◆ **OBJECTIF DE L'EXERCICE**
Recopiez mot pour mot, dans l'extrait sur le sens du sacrifice, le passage qui va de « Les décrets (’Houkim) » jusqu'à « à les accomplir. ».

◆ **EXTRAIT À LIRE**
La Kabbale, elle, nous dévoile un sens plus profond du sacrifice.

Il est important de préciser que, dans la mesure où le but ultime de toute créature est de se rapprocher de son Créateur, le fait d’être sacrifiée sur l’autel divin est une élévation et un mérite pour la bête elle-même, qui remplit ainsi son rôle de façon absolue.

Se rapprocher de son Créateur

En réalité, l’explication de Maïmonide n’exclue en rien d’autres sens, plus profonds, du sacrifice. Ce dernier, dans un autre texte (Yad ha’hazaka, Lois de Meïla, chap 8-8) apporte un nouvel éclairage au sujet.

« L’homme a le devoir d’approfondir sa compréhension du sens des lois de la Thora et de trouver des explications selon ses moyens. Cependant, s’il ne trouve pas de raisons à ces lois, il ne doit pas réagir avec légèreté et utiliser sa réflexion comme pour un sujet profane. »

La Thora nous enjoint : « Vous observerez tous Mes décrets et toutes Mes règles».

Les règles (Michpatim) sont les lois dont la raison est rationnelle et claire, comme par exemple l’interdiction de voler ou de tuer, ou l’obligation de respecter ses parents.

Les décrets (’Houkim) sont des lois dont le sens est plus caché, comme par exemple les lois concernant les aliments, et la vache rousse. La Thora nous enjoint à ne pas nous poser des questions sur ces lois et à ne pas hésiter à les accomplir.

◆ **DONNÉES FOURNIES**

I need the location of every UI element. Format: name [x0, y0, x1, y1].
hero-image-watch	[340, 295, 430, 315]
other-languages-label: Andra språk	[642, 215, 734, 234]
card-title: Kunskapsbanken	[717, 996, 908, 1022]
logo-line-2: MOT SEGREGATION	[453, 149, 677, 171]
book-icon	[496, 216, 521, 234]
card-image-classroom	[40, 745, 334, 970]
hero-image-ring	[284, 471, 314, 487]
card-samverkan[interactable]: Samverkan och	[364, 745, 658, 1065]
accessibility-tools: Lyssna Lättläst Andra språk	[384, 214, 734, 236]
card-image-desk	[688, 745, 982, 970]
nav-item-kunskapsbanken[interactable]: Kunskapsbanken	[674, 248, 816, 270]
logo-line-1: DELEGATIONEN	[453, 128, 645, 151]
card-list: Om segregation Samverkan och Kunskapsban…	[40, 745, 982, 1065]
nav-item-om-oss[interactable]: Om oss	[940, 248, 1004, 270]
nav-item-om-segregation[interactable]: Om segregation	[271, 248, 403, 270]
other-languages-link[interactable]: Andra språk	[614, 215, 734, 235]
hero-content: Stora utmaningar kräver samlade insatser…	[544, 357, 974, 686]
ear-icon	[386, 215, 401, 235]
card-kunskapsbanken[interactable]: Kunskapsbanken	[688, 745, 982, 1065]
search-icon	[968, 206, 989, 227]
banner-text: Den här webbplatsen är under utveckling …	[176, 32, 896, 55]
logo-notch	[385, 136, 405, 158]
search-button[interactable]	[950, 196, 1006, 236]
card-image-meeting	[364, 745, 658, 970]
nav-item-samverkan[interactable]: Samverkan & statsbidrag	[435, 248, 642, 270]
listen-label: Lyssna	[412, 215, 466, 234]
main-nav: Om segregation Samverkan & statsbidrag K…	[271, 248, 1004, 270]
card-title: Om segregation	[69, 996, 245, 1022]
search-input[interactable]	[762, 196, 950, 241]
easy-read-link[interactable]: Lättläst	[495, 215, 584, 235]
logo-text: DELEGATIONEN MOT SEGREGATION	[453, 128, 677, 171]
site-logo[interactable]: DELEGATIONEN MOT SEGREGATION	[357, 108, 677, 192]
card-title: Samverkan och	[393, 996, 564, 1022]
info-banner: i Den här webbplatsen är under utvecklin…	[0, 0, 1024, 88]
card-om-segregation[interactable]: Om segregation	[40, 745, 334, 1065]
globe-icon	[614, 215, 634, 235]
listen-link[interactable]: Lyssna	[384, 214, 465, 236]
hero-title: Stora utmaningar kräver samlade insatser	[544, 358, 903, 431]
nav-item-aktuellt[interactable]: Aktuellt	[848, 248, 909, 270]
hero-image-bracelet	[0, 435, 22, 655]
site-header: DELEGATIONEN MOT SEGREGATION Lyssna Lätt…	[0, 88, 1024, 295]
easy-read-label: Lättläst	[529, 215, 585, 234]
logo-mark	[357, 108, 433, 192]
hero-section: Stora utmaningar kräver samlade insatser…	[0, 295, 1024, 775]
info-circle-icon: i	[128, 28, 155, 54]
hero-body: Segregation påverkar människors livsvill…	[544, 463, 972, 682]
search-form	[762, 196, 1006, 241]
* * *
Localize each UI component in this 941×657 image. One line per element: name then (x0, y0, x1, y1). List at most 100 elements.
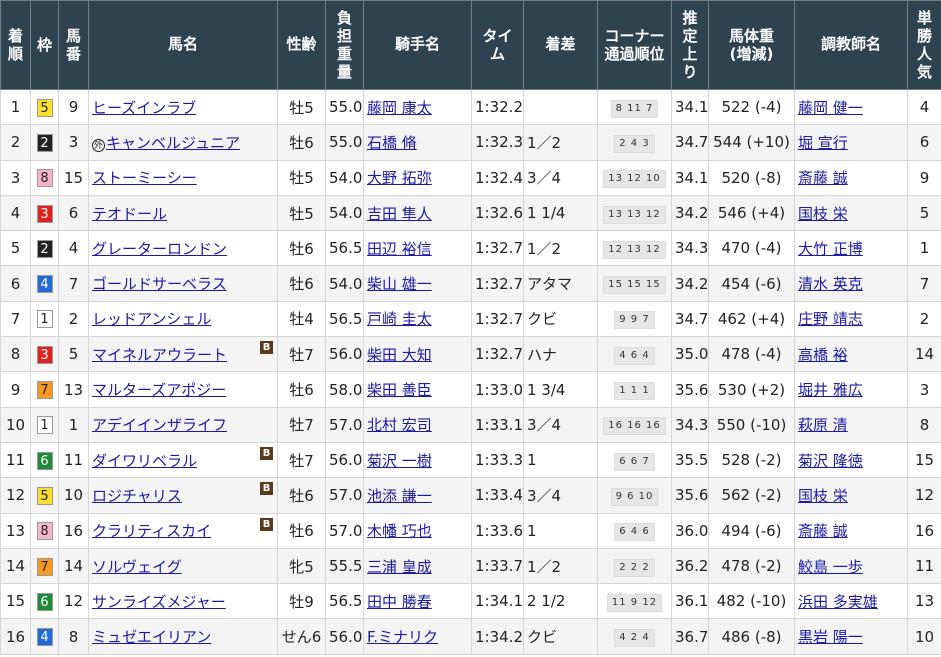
==
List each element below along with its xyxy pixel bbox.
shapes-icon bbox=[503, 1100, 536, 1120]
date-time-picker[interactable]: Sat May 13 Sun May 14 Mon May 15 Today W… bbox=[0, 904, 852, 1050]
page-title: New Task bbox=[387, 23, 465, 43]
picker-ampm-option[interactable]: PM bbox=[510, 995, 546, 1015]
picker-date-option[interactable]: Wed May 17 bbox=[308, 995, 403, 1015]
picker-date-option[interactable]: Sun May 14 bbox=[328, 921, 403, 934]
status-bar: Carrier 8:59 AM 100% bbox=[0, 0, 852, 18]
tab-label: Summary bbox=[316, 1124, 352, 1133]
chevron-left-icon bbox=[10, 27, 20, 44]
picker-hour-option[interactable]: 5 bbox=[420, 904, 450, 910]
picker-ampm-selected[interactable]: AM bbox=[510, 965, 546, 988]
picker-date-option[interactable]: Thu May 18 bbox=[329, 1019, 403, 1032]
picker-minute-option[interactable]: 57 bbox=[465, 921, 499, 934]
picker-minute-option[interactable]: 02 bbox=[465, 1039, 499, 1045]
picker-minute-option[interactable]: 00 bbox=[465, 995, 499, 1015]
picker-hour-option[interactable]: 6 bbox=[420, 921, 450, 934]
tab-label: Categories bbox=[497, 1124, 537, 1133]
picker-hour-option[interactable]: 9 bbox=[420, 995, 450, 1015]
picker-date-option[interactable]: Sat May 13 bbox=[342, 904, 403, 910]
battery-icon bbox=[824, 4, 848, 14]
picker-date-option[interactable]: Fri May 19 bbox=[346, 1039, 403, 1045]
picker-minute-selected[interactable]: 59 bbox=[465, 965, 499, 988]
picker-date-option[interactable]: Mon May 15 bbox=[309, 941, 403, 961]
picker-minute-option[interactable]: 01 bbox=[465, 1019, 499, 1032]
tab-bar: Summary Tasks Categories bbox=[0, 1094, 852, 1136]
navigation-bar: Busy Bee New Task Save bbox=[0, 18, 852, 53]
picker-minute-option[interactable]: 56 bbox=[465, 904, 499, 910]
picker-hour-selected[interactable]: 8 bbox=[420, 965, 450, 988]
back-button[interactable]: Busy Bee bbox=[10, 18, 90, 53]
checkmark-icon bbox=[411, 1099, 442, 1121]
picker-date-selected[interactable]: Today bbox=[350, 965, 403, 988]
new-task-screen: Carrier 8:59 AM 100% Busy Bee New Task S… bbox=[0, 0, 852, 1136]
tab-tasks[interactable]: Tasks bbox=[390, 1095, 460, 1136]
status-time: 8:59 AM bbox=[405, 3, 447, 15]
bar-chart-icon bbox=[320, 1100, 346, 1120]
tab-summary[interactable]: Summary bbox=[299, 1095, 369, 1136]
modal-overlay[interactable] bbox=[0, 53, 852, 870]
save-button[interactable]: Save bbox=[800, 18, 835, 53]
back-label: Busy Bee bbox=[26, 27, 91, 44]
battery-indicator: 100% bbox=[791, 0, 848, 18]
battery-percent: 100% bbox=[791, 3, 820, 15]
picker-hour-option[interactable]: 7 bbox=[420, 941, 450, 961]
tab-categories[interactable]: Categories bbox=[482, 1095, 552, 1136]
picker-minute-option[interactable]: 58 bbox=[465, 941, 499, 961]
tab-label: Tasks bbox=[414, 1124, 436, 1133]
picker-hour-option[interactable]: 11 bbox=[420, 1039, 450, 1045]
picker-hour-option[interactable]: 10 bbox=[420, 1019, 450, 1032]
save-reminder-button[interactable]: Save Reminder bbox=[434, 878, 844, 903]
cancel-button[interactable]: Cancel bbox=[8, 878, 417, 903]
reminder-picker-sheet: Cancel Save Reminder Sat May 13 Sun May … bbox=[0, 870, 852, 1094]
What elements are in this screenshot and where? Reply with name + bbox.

◆ **LA RÉPONSE**
Les décrets (’Houkim) sont des lois dont le sens est plus caché, comme par exemple les lois concernant les aliments, et la vache rousse. La Thora nous enjoint à ne pas nous poser des questions sur ces lois et à ne pas hésiter à les accomplir.